--- START SUPPLIED MATERIAL ---
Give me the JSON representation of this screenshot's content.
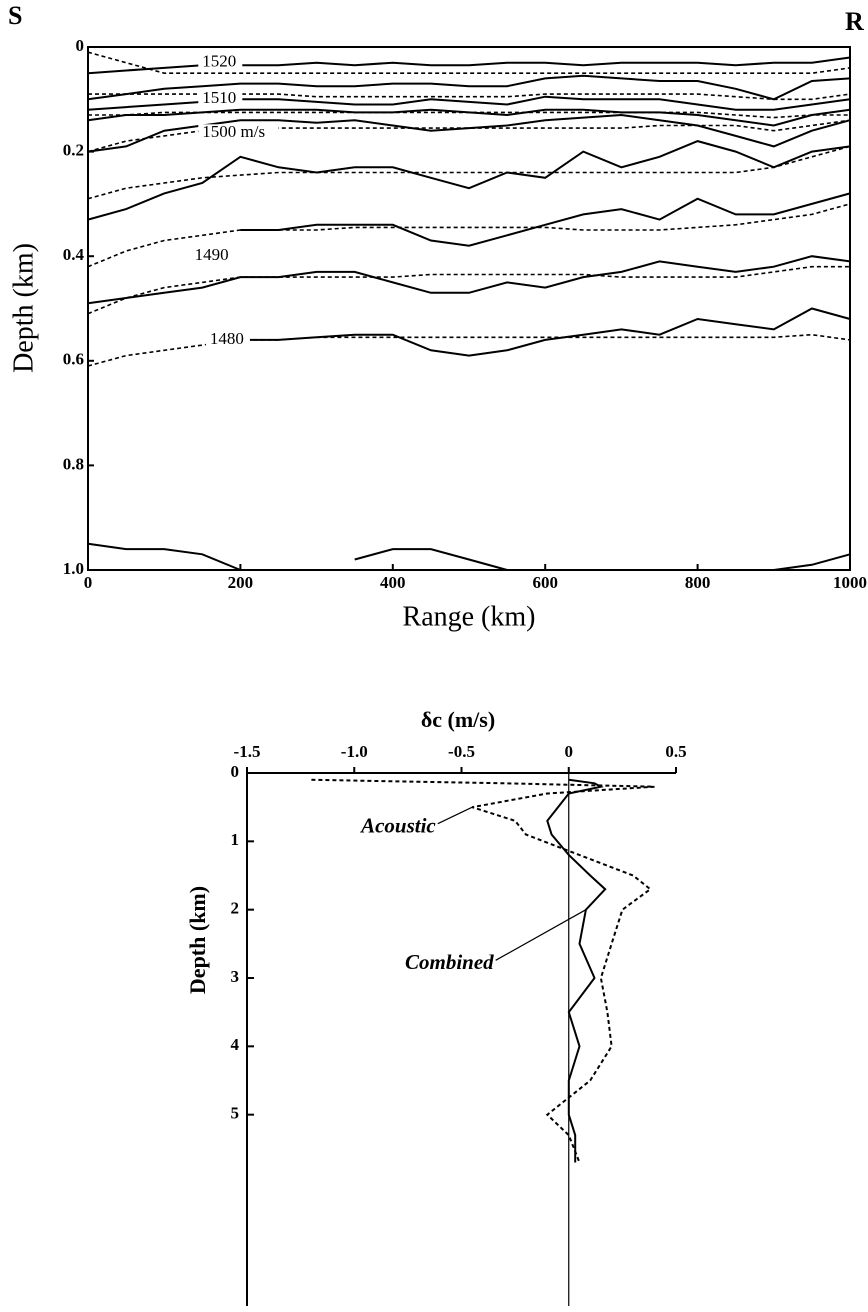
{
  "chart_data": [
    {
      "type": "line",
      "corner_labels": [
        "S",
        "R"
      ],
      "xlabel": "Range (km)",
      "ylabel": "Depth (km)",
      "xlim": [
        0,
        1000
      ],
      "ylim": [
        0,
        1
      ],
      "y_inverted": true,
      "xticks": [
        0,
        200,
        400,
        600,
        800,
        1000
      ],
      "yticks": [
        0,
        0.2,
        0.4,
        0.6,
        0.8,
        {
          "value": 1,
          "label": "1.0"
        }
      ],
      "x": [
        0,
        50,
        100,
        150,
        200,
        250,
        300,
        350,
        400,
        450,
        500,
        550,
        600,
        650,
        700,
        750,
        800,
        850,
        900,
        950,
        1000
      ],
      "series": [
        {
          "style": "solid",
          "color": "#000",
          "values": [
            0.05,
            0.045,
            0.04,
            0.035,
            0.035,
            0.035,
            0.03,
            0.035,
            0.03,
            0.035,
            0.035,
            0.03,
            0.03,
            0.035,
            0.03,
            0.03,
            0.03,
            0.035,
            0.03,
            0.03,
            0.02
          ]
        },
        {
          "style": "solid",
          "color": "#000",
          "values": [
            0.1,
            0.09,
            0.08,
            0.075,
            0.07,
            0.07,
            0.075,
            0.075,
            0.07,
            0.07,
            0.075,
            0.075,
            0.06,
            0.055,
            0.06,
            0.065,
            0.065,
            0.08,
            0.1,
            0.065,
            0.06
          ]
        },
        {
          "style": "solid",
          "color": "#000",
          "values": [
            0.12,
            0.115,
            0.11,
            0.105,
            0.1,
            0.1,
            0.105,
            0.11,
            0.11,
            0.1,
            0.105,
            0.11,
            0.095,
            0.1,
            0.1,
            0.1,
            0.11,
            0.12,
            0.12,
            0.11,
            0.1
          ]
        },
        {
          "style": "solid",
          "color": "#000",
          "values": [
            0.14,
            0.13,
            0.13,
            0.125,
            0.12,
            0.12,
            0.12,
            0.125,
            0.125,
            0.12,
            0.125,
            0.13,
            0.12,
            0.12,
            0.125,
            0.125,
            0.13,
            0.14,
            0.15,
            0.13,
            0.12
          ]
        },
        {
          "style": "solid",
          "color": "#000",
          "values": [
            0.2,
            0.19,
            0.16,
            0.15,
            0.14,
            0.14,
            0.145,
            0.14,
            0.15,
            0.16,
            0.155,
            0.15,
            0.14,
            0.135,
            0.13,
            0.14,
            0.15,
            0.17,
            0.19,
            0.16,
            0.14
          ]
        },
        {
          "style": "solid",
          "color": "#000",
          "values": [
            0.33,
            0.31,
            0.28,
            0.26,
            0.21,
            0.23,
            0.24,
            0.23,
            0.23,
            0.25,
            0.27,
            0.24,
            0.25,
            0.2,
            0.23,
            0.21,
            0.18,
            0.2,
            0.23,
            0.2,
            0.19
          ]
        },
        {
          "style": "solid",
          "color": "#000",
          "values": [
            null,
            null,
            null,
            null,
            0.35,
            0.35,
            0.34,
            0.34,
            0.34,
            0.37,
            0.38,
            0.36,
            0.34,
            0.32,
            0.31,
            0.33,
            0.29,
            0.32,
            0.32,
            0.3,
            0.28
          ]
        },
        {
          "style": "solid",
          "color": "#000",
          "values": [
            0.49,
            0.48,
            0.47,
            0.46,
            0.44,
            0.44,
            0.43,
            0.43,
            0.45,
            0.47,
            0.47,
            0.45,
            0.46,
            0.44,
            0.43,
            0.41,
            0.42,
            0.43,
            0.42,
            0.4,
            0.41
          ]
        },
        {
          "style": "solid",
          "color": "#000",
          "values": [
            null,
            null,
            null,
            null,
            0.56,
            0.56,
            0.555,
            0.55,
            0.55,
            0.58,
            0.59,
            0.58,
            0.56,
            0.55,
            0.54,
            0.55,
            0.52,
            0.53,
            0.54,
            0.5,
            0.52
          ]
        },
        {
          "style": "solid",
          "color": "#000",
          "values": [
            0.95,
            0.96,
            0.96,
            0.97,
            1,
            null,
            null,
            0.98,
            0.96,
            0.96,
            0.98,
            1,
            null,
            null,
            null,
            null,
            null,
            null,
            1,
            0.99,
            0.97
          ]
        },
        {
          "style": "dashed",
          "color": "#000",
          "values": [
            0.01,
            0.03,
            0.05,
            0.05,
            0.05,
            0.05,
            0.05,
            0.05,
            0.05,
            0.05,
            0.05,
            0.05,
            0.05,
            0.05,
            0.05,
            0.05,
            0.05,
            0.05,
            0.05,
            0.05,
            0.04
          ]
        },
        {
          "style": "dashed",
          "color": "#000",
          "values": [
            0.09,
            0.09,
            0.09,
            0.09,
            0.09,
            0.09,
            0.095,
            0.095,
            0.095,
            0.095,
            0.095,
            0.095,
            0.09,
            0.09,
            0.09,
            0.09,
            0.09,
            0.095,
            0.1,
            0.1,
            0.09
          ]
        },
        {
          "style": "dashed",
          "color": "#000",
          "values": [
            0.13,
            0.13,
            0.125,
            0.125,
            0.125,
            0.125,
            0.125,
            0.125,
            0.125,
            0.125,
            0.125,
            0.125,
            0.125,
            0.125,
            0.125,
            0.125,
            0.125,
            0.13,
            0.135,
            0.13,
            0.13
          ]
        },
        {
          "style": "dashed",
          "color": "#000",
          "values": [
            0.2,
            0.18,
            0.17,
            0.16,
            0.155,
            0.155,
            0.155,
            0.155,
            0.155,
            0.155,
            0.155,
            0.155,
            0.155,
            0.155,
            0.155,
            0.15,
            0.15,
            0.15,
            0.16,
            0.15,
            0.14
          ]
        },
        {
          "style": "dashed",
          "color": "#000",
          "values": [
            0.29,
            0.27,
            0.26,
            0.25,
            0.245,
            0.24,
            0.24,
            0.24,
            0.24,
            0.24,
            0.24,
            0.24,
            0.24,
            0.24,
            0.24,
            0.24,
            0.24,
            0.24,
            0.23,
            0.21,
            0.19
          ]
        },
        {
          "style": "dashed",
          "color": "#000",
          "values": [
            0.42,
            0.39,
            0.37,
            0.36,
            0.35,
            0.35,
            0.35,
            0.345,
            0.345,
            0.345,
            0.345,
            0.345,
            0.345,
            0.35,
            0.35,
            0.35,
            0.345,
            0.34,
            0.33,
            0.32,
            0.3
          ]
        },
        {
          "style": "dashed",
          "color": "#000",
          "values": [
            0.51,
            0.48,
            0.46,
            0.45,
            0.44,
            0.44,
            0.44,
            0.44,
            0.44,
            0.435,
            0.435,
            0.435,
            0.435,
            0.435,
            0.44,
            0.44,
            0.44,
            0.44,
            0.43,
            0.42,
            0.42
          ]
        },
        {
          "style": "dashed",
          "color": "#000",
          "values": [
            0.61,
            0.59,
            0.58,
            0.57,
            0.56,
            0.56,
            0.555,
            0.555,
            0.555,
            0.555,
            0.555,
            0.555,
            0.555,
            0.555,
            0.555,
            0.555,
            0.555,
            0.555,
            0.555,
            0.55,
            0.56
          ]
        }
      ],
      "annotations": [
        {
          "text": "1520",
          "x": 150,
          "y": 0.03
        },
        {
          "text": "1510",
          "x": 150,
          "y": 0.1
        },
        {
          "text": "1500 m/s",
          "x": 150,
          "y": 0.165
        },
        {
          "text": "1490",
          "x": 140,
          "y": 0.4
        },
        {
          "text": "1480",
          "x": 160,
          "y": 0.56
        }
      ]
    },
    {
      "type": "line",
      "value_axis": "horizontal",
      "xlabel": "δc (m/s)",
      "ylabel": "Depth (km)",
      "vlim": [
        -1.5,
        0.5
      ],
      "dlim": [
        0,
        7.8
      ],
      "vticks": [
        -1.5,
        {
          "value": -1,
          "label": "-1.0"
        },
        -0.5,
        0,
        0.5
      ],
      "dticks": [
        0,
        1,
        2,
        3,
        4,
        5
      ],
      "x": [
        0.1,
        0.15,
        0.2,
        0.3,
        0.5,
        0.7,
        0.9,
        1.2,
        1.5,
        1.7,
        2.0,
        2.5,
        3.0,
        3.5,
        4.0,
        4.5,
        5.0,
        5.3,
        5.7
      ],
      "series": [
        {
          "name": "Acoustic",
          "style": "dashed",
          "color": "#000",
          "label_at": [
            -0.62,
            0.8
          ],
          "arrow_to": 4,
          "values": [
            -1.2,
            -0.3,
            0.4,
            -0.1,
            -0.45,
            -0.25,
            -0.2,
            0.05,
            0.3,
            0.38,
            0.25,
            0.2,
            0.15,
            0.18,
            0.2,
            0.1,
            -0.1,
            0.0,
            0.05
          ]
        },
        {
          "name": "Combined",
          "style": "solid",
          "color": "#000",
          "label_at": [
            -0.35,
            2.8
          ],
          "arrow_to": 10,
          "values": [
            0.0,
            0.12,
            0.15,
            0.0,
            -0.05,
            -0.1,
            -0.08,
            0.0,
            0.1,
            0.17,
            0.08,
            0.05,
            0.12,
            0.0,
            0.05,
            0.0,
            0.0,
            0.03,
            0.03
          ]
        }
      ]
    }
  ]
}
--- END SUPPLIED MATERIAL ---
--- START SUPPLIED MATERIAL ---
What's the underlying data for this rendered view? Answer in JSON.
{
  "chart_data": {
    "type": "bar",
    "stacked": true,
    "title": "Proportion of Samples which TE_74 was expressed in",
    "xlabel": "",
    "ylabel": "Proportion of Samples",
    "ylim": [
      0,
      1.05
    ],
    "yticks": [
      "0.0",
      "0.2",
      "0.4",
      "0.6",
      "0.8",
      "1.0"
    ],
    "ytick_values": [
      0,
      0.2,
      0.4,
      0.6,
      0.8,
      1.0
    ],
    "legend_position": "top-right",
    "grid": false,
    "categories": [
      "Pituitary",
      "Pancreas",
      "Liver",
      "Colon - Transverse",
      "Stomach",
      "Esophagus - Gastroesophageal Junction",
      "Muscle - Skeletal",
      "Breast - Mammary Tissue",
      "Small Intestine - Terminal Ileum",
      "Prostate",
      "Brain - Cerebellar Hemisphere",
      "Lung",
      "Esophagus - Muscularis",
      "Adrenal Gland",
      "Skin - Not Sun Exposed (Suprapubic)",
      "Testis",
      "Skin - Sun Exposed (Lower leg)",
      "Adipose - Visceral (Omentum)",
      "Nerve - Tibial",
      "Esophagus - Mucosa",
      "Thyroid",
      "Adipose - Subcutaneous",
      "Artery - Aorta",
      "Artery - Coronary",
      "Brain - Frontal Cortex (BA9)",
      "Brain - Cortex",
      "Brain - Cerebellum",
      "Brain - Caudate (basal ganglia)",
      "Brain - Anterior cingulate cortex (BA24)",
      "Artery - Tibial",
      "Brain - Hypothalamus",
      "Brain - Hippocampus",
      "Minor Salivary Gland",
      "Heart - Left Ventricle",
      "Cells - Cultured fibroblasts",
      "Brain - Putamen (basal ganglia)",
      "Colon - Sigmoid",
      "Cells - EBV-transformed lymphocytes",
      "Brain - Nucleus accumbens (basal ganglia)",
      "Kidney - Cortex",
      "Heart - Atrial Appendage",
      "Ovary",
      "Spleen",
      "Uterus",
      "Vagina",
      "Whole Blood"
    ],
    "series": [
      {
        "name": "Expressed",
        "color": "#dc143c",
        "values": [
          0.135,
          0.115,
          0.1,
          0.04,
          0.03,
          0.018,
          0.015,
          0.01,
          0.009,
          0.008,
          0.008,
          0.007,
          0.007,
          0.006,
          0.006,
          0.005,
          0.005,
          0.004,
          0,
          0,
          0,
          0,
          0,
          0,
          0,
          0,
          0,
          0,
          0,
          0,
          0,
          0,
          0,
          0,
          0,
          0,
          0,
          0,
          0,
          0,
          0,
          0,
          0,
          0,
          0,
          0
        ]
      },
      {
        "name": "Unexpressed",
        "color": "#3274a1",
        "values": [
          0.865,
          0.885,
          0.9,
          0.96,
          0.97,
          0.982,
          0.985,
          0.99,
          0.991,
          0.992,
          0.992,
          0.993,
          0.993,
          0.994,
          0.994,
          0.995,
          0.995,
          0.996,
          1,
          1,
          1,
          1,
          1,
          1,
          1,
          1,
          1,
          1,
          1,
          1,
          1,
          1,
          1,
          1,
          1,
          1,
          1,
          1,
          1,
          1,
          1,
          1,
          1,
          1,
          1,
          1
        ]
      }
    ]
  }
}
--- END SUPPLIED MATERIAL ---
TASK INSTRUCTIONS → Copy every line from the entries that contains the word "Proportion".

SOLVED PROBLEM →
    "title": "Proportion of Samples which TE_74 was expressed in",
    "ylabel": "Proportion of Samples",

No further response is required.